→ Extrait du document
....................
Groupe des « Amis de La Vie » de Lyon

Compte rendu de la rencontre du lundi 10 février 2014

 

 

Nous nous retrouvons environ 40 personnes ce lundi soir avec Christian TERRAS, rédacteur en chef de la revue Golias.

 

Nous accueillons d’abord quelques nouveaux qui s’étaient annoncés puis nous donnons rapidement la synthèse du week-end de Belley.

Nous laissons ensuite la parole à Christian Terras qui était venu nous rencontrer l’an dernier le 18 mars 2013 ; il nous avait alors partagé son itinéraire personnel puis ses interrogations suite à l’élection récente de Jorge Bergoglio (J.B.) comme Pape François.

« Je vous avais dit mes réticences, je ne reviendrai pas sur le passé même si des questions restent préoccupantes sur les droits de l’homme. Il n’a toujours pas reçu officiellement la présidente des mères de la place Mai en Argentine.

Pour moi le bilan est contrasté sur le fond et sur la forme. Il faut prendre en compte les raisons qui ont conduit à son élection. L’Amérique Latine (A.L.), vivier du catholicisme mondial doit faire face à des mouvements populaires dans plusieurs pays : Venezuela avec Chavez, Bolivie avec Morales, Argentine avec Kirchner, Equateur avec Correa. Ces mouvements sont des mouvements politiques de base qui ont comme objectif la promotion populaire ce qui retire de l’influence et du pouvoir à l’Eglise d’Amérique Latine. Ils sont en concurrence dans plusieurs domaines mais particulièrement sur le plan caritatif. L’Eglise pense avoir la solution pour le problème des pauvres d’où la formule : « Une Eglise pauvre pour les pauvres », ce qui peut sous-entendre « les pauvres appartiennent à l’Eglise». J.B. affronte ces mouvements populaires sur leur terrain pour faire apparaître le projet de l’Eglise sous un jour attrayant.

A Buenos-Aires, J.B. ne souriait jamais ; Le Pape François sourit, est-ce une mise en scène ?

Tout est pensé politiquement pour présenter une face plus séduisante devant les secteurs populaires profanes qui s’adresse aux plus petits, aux pauvres. Il s’agit d’un enjeu géopolitique par rapport à l’Amérique Latine. L’Eglise voit échapper son hégémonie spirituelle, universitaire et politique et craint que des pays d’A.L. fassent évoluer les lois de ces pays surtout sur la famille dans un sens contraire à la doctrine du catholicisme.

L’autre problème en A.L. est la dynamique des églises évangéliques ; le Pape François veut les combattre sur le terrain médiatique, en particulier dans ses homélies du matin dont une petite phrase tourne en boucle sur twitter et dans les médias. Il veut ainsi fidéliser les catholiques et retrouver la périphérie (ceux qui ont quitté l’Eglise pour diverses raisons). Au Brésil 15 millions de catholiques sont devenus évangéliques d’où une réelle inquiétude. La mouvance évangélique gagne des parts du marché religieux partout dans le monde.

Autre dimension : l’utilisation récurrente de la catégorie de pauvre et la forte résonance positive de ce mot en Argentine, en A.L. : pauvre, travailleur, citoyen sont des mots différents utilisés avec des traditions différentes. Les mots pauvre, populisme ont un sens de conservatisme populaire ou progressisme populaire selon qu’ils sont utilisés par la banque mondiale ou les mouvements sociaux de libération.
....................
→ Lignes de données

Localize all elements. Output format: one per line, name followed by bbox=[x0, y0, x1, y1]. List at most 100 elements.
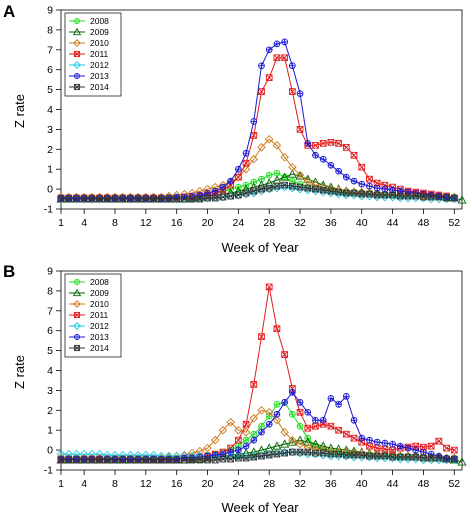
panel-b-point-2014 bbox=[119, 456, 127, 464]
panel-a-point-2014 bbox=[142, 195, 150, 203]
panel-a-point-2014 bbox=[335, 188, 342, 196]
panel-b-series-2009 bbox=[56, 435, 467, 466]
panel-b-point-2008 bbox=[258, 422, 265, 430]
panel-a-legend-label: 2014 bbox=[90, 82, 109, 92]
panel-a-point-2010 bbox=[234, 172, 243, 182]
panel-a-point-2014 bbox=[427, 193, 435, 201]
panel-a-point-2014 bbox=[119, 195, 127, 203]
panel-a-point-2011 bbox=[366, 175, 373, 183]
panel-a-point-2014 bbox=[57, 195, 65, 203]
panel-b-point-2010 bbox=[264, 408, 274, 417]
panel-b-point-2012 bbox=[372, 453, 382, 463]
panel-a-x-tick-label: 20 bbox=[202, 217, 214, 229]
panel-b-point-2010 bbox=[280, 427, 289, 437]
panel-a-point-2014 bbox=[281, 181, 288, 189]
panel-b-x-tick-label: 24 bbox=[233, 478, 245, 490]
panel-b-x-tick-label: 4 bbox=[81, 478, 87, 490]
panel-b-point-2011 bbox=[450, 446, 458, 454]
panel-a-point-2011 bbox=[312, 141, 319, 149]
panel-a-y-tick-label: 4 bbox=[47, 104, 53, 116]
panel-b-point-2010 bbox=[210, 435, 220, 445]
panel-b-point-2014 bbox=[103, 456, 111, 464]
panel-b-point-2011 bbox=[342, 430, 350, 438]
panel-b-point-2008 bbox=[242, 436, 250, 444]
panel-a-point-2012 bbox=[234, 190, 243, 200]
panel-a-point-2013 bbox=[366, 182, 373, 190]
panel-b-legend-label: 2010 bbox=[90, 299, 109, 309]
panel-a-x-tick-label: 52 bbox=[448, 217, 460, 229]
panel-a-point-2014 bbox=[173, 195, 181, 203]
panel-b-x-tick-label: 12 bbox=[140, 478, 152, 490]
panel-b-legend-marker bbox=[73, 322, 81, 330]
panel-b-point-2014 bbox=[204, 456, 211, 464]
panel-a-point-2013 bbox=[327, 161, 335, 169]
panel-b-point-2013 bbox=[366, 436, 373, 444]
panel-b-point-2013 bbox=[342, 393, 350, 400]
panel-b-y-tick-label: 2 bbox=[47, 405, 53, 417]
panel-b-point-2010 bbox=[241, 427, 251, 437]
panel-a-legend-marker bbox=[73, 39, 81, 47]
panel-a-legend-label: 2013 bbox=[90, 71, 109, 81]
panel-b-point-2014 bbox=[265, 451, 273, 459]
panel-b-point-2014 bbox=[366, 452, 373, 460]
panel-b-point-2014 bbox=[312, 449, 319, 457]
panel-b-legend-label: 2011 bbox=[90, 310, 109, 320]
panel-a-x-tick-label: 4 bbox=[81, 217, 87, 229]
panel-b-point-2010 bbox=[272, 415, 282, 425]
panel-a-point-2014 bbox=[366, 190, 373, 198]
panel-a-legend-marker bbox=[73, 72, 81, 80]
panel-a-legend-marker bbox=[73, 61, 81, 69]
panel-a-point-2013 bbox=[258, 62, 265, 70]
panel-a-y-tick-label: 1 bbox=[47, 164, 53, 176]
panel-b-point-2008 bbox=[250, 430, 258, 438]
panel-a-point-2014 bbox=[319, 186, 327, 194]
panel-b-point-2013 bbox=[327, 395, 335, 402]
panel-b-x-tick-label: 28 bbox=[263, 478, 275, 490]
panel-a-point-2012 bbox=[403, 193, 413, 203]
panel-a-point-2013 bbox=[227, 177, 235, 185]
panel-b-point-2014 bbox=[427, 454, 435, 462]
panel-a-y-tick-label: 7 bbox=[47, 44, 53, 56]
panel-a-x-tick-label: 8 bbox=[112, 217, 118, 229]
panel-a-point-2011 bbox=[288, 88, 296, 95]
panel-b-point-2014 bbox=[358, 451, 366, 459]
panel-b-point-2009 bbox=[318, 441, 328, 450]
panel-b-point-2011 bbox=[296, 408, 304, 416]
panel-b-point-2011 bbox=[443, 444, 450, 452]
panel-a-x-tick-label: 24 bbox=[233, 217, 245, 229]
panel-a-x-tick-label: 1 bbox=[58, 217, 64, 229]
panel-b-point-2013 bbox=[242, 442, 250, 450]
panel-a-point-2013 bbox=[350, 177, 358, 185]
panel-b-point-2011 bbox=[366, 442, 373, 450]
panel-b-point-2014 bbox=[350, 451, 358, 459]
panel-a-point-2012 bbox=[226, 191, 235, 201]
panel-b-point-2012 bbox=[419, 455, 428, 465]
panel-a-legend-label: 2011 bbox=[90, 49, 109, 59]
panel-b-point-2013 bbox=[420, 448, 427, 456]
panel-b-x-tick-label: 40 bbox=[356, 478, 368, 490]
panel-b-point-2013 bbox=[358, 434, 366, 442]
panel-b-x-tick-label: 20 bbox=[202, 478, 214, 490]
panel-b-point-2014 bbox=[65, 456, 73, 464]
panel-a-point-2013 bbox=[335, 167, 342, 175]
panel-a-x-tick-label: 44 bbox=[387, 217, 399, 229]
panel-a-point-2012 bbox=[342, 190, 351, 200]
panel-b-point-2009 bbox=[249, 447, 259, 456]
panel-a-point-2014 bbox=[342, 189, 350, 197]
panel-b-point-2011 bbox=[250, 381, 258, 388]
panel-a-label: A bbox=[3, 2, 15, 21]
panel-a-point-2014 bbox=[396, 192, 404, 200]
panel-a-point-2011 bbox=[235, 173, 242, 181]
panel-a-legend-item-2010: 2010 bbox=[69, 38, 109, 48]
panel-b-x-tick-label: 44 bbox=[387, 478, 399, 490]
panel-b-point-2009 bbox=[310, 439, 321, 448]
panel-a-legend-label: 2012 bbox=[90, 60, 109, 70]
panel-b-point-2010 bbox=[288, 435, 297, 445]
panel-a-point-2014 bbox=[103, 195, 111, 203]
panel-b-point-2014 bbox=[165, 456, 173, 464]
panel-b-point-2013 bbox=[412, 446, 420, 454]
panel-a-point-2014 bbox=[96, 195, 103, 203]
panel-b-point-2013 bbox=[304, 408, 312, 416]
panel-a-point-2014 bbox=[381, 191, 389, 199]
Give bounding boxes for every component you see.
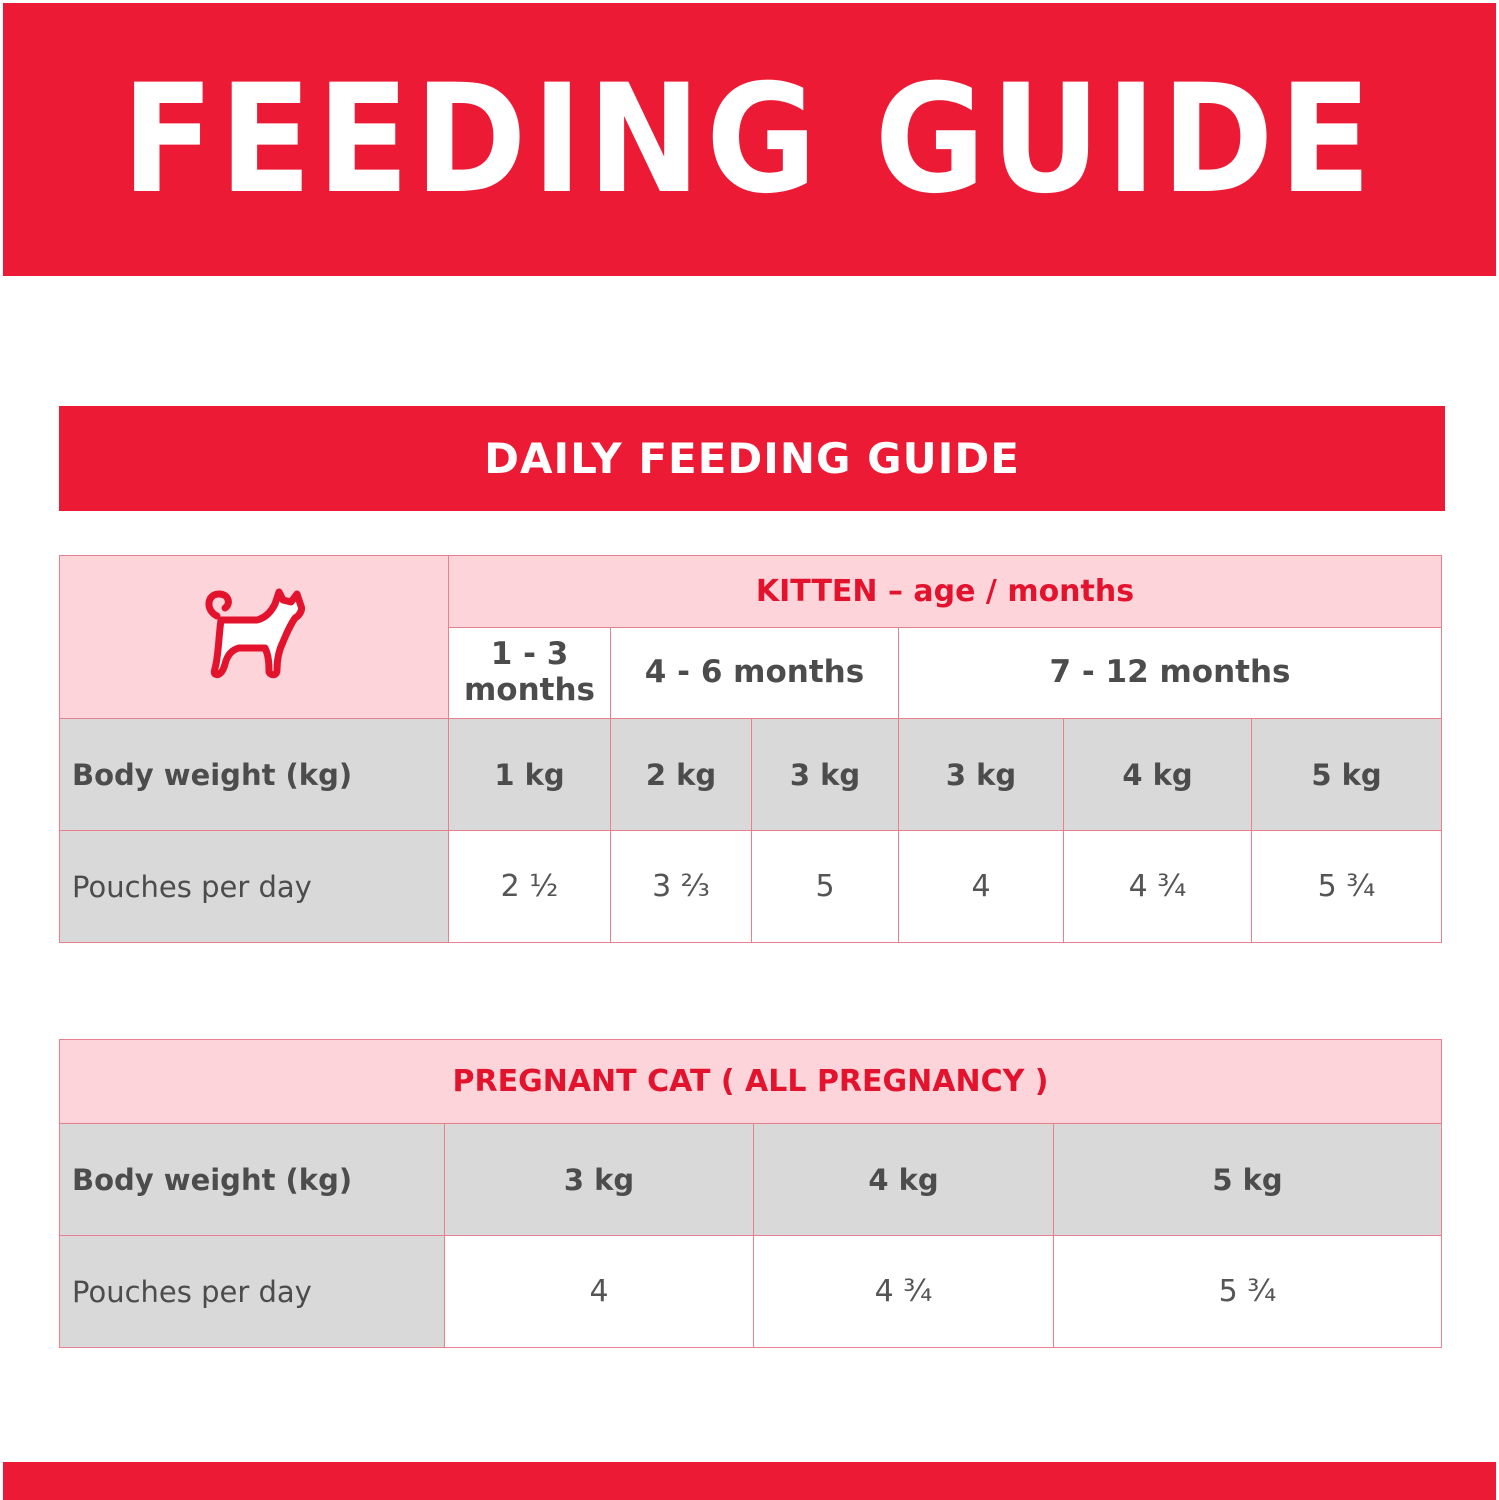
top-banner: FEEDING GUIDE: [3, 3, 1496, 276]
pouches-cell: 4: [898, 830, 1064, 943]
pouches-cell: 4 ¾: [1063, 830, 1252, 943]
pouches-cell: 2 ½: [448, 830, 611, 943]
pregnant-group-header: PREGNANT CAT ( ALL PREGNANCY ): [58, 1039, 1443, 1124]
pouches-cell: 5 ¾: [1251, 830, 1442, 943]
pouches-cell: 4 ¾: [753, 1235, 1054, 1348]
cat-icon-cell: [59, 555, 449, 719]
weight-cell: 1 kg: [448, 718, 611, 831]
pouches-cell: 3 ⅔: [610, 830, 752, 943]
age-group-1: 1 - 3 months: [448, 627, 611, 719]
weight-cell: 2 kg: [610, 718, 752, 831]
weight-cell: 3 kg: [444, 1123, 754, 1236]
pouches-cell: 5: [751, 830, 899, 943]
section-banner: DAILY FEEDING GUIDE: [59, 406, 1445, 511]
bottom-bar: [3, 1462, 1496, 1500]
age-group-2: 4 - 6 months: [610, 627, 899, 719]
weight-cell: 5 kg: [1052, 1123, 1443, 1236]
weight-cell: 4 kg: [1063, 718, 1252, 831]
cat-outline-icon: [205, 588, 305, 679]
pouches-cell: 4: [444, 1235, 754, 1348]
pouches-label: Pouches per day: [59, 830, 449, 943]
kitten-group-header: KITTEN – age / months: [448, 555, 1442, 628]
age-group-3: 7 - 12 months: [898, 627, 1442, 719]
weight-cell: 3 kg: [898, 718, 1064, 831]
kitten-feeding-table: KITTEN – age / months 1 - 3 months 4 - 6…: [59, 555, 1442, 943]
weight-cell: 4 kg: [753, 1123, 1054, 1236]
body-weight-label: Body weight (kg): [59, 1123, 445, 1236]
pouches-label: Pouches per day: [59, 1235, 445, 1348]
pouches-cell: 5 ¾: [1052, 1235, 1443, 1348]
section-title: DAILY FEEDING GUIDE: [484, 434, 1020, 483]
pregnant-feeding-table: PREGNANT CAT ( ALL PREGNANCY ) Body weig…: [58, 1039, 1443, 1348]
weight-cell: 3 kg: [751, 718, 899, 831]
body-weight-label: Body weight (kg): [59, 718, 449, 831]
page-title: FEEDING GUIDE: [122, 52, 1377, 227]
weight-cell: 5 kg: [1251, 718, 1442, 831]
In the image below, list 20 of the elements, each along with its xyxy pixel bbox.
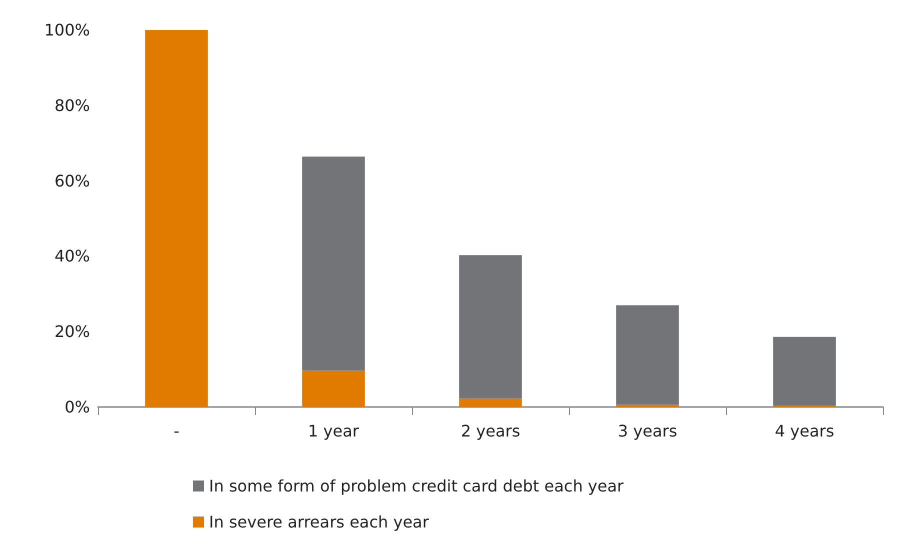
....................
→ Consigne A
Pouvez-vous reprendre le passage du compte rendu qui commence par les mots contenant « A Buenos-Aires, J.B. » et se termine par « doctrine du catholicisme. », en remplaçant « séduisante » par « attrayante » ?
→ Consigne B
Pouvez-vous prolonger le compte rendu de la rencontre avec Christian Terras au-delà de son dernier passage ?
Les entrées proviennent d'une autre source que le compte rendu.

→ Réponse rédigée A
A Buenos-Aires, J.B. ne souriait jamais ; Le Pape François sourit, est-ce une mise en scène ?

Tout est pensé politiquement pour présenter une face plus attrayante devant les secteurs populaires profanes qui s’adresse aux plus petits, aux pauvres. Il s’agit d’un enjeu géopolitique par rapport à l’Amérique Latine. L’Eglise voit échapper son hégémonie spirituelle, universitaire et politique et craint que des pays d’A.L. fassent évoluer les lois de ces pays surtout sur la famille dans un sens contraire à la doctrine du catholicisme.

→ Réponse rédigée B
Puis C.T. évoque le vieux conflit du catholicisme entre libéralisme et socialisme. La sphère libérale semble l’avoir emporté mais les nouvelles crises économiques entraînent une recomposition. Le monde, la modernité sont les grands ennemis par rapport au catholicisme authentique. Comment prendre en compte la doctrine sociale de l’Eglise (D.S.E.) énoncée dès la fin du 19ième siècle ?

Depuis février 2013, on sait que la charge de la papauté peut s’arrêter ; A partir de cette démission, la papauté ne sera plus jamais comme avant ; la perte de foi en l’autorité papale est réelle. Pendant des décennies il y a eu omerta sur les problèmes des prêtres pédophiles et sur les scandales financiers. Benoît XVI était dépassé par tous ces problèmes : mafias internes et courtisans au cœur de la collégialité, petit monde clos qui agissait en toute impunité. Après cela il était important pour les cardinaux de tenter de sortir de l’ornière.

Jean Paul II a eu une stratégie de béatification ; François a une stratégie médiatique de l’énonciation, des signes, des symboles. Le messager est-il plus important que le message ? Combien de temps les gestes auront-ils du sens s’il n’y a pas de changements doctrinaux fondamentaux ? François a été élu pour les chrétiens classiques, pour ne pas toucher aux fondamentaux. Il n’y a pas actuellement de projet catholique alternatif, lequel n’est possible que si d’autres groupes le font leur. L’Eglise est présentée comme « un hôpital de campagne pour soigner les compagnons de route ». Sur le problème des divorcés remariés dans l’Eglise, la parole de François invitant à la compassion est un effet d’annonce donnant une respiration nouvelle. Mais peut-on prendre au mot les paroles sur ces questions ? Le cardinal Lehman, président de la conférence épiscopale allemande, suite à cette parole de compassion du Pape a donné le feu vert à un texte de son diocèse évoquant l’accès aux sacrements dans le cadre d’un accompagnement ; Il a été convoqué à Rome et a dû dire que le texte avait été publié contre son gré. « On éteint l’incendie pour éviter toute propagande ».

François souhaite retrouver une proximité humaine et spirituelle de l’Eglise qui était perdue sous Benoît XVI mais cela inquiète au Vatican. Il a nommé une curie plus mondialisée pour redorer le blason de la papauté et remettre de l’ordre au Vatican. On est dans un rapport de forces. François n’a pas sous estimé les problèmes internes au Vatican mais il a sans doute sur estimé pouvoir en venir à bout. La réforme de la banque au Vatican n’est pas aussi simple que prévu.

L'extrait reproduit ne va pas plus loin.